■ **Exercise task**
Please update these records so that every "Financing" reads "Paying for", and leave all other text as it is.

■ **Data shown**
--

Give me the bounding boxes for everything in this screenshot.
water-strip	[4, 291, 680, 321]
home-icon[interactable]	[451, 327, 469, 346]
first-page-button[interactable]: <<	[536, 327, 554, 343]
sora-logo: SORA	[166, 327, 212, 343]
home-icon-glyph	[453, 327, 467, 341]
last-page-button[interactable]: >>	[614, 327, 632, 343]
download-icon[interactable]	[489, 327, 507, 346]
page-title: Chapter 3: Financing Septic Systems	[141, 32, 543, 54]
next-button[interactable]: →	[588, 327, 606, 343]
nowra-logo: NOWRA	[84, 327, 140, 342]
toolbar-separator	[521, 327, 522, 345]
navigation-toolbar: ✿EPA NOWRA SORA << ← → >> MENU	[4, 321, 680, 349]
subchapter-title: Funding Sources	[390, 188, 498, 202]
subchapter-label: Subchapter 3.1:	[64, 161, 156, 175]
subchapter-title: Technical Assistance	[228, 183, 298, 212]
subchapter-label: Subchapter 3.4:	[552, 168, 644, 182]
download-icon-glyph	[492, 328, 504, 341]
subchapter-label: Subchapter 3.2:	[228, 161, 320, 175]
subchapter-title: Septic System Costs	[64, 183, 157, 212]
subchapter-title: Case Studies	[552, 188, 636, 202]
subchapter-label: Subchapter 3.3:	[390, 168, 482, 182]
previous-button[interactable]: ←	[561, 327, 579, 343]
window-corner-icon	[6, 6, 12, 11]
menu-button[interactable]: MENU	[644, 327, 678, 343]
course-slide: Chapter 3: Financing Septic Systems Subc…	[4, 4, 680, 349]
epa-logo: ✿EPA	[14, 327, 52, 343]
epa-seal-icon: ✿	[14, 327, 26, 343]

--

■ **Written solution**
Give me the bounding boxes for everything in this screenshot.
water-strip	[4, 291, 680, 321]
home-icon[interactable]	[451, 327, 469, 346]
first-page-button[interactable]: <<	[536, 327, 554, 343]
sora-logo: SORA	[166, 327, 212, 343]
home-icon-glyph	[453, 327, 467, 341]
last-page-button[interactable]: >>	[614, 327, 632, 343]
download-icon[interactable]	[489, 327, 507, 346]
page-title: Chapter 3: Paying for Septic Systems	[141, 32, 543, 54]
next-button[interactable]: →	[588, 327, 606, 343]
nowra-logo: NOWRA	[84, 327, 140, 342]
toolbar-separator	[521, 327, 522, 345]
navigation-toolbar: ✿EPA NOWRA SORA << ← → >> MENU	[4, 321, 680, 349]
subchapter-title: Funding Sources	[390, 188, 498, 202]
subchapter-label: Subchapter 3.1:	[64, 161, 156, 175]
subchapter-title: Technical Assistance	[228, 183, 298, 212]
subchapter-label: Subchapter 3.4:	[552, 168, 644, 182]
download-icon-glyph	[492, 328, 504, 341]
subchapter-label: Subchapter 3.2:	[228, 161, 320, 175]
subchapter-title: Septic System Costs	[64, 183, 157, 212]
subchapter-title: Case Studies	[552, 188, 636, 202]
subchapter-label: Subchapter 3.3:	[390, 168, 482, 182]
previous-button[interactable]: ←	[561, 327, 579, 343]
window-corner-icon	[6, 6, 12, 11]
menu-button[interactable]: MENU	[644, 327, 678, 343]
course-slide: Chapter 3: Paying for Septic Systems Subc…	[4, 4, 680, 349]
epa-logo: ✿EPA	[14, 327, 52, 343]
epa-seal-icon: ✿	[14, 327, 26, 343]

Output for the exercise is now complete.